- _TASK INSTRUCTIONS_: Check every line of the data below for the string "professional", and copy the ones that hold it.

(Stored data)
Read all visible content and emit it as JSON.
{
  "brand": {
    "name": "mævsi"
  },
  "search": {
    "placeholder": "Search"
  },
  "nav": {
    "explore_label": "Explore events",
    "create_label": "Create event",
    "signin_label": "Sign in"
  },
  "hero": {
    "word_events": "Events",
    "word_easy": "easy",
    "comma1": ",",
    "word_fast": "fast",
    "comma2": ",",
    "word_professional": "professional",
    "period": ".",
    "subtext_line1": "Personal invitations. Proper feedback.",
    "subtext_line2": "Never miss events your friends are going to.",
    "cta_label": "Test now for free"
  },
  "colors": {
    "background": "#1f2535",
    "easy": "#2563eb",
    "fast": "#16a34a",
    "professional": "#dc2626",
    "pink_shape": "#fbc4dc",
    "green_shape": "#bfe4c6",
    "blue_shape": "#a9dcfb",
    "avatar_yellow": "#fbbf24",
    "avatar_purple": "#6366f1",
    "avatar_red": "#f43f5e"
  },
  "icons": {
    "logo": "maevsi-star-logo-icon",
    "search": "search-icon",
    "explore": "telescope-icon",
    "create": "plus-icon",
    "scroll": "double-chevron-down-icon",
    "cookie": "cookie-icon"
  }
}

- _FINAL RESULT_:
    "word_professional": "professional",
    "professional": "#dc2626",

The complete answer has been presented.